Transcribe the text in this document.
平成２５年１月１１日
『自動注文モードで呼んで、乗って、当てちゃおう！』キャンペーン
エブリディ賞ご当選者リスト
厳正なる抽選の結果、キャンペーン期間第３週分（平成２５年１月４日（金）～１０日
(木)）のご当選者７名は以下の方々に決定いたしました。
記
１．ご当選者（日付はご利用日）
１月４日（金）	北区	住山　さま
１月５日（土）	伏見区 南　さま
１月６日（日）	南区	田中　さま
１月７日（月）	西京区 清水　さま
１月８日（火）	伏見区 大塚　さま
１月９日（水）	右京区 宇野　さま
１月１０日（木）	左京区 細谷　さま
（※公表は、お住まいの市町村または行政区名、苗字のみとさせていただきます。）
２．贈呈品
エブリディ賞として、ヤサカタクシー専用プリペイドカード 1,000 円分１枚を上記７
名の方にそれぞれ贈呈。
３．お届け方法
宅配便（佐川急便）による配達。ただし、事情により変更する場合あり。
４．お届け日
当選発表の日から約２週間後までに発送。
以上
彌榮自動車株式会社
----------------------------------------
> _What is required_
Each record above should be returned exactly as it appears.

> _Response to this exercise_
Transcribe the text in this document.
平成２５年１月１１日
『自動注文モードで呼んで、乗って、当てちゃおう！』キャンペーン
エブリディ賞ご当選者リスト
厳正なる抽選の結果、キャンペーン期間第３週分（平成２５年１月４日（金）～１０日
(木)）のご当選者７名は以下の方々に決定いたしました。
記
１．ご当選者（日付はご利用日）
１月４日（金）	北区	住山　さま
１月５日（土）	伏見区 南　さま
１月６日（日）	南区	田中　さま
１月７日（月）	西京区 清水　さま
１月８日（火）	伏見区 大塚　さま
１月９日（水）	右京区 宇野　さま
１月１０日（木）	左京区 細谷　さま
（※公表は、お住まいの市町村または行政区名、苗字のみとさせていただきます。）
２．贈呈品
エブリディ賞として、ヤサカタクシー専用プリペイドカード 1,000 円分１枚を上記７
名の方にそれぞれ贈呈。
３．お届け方法
宅配便（佐川急便）による配達。ただし、事情により変更する場合あり。
４．お届け日
当選発表の日から約２週間後までに発送。
以上
彌榮自動車株式会社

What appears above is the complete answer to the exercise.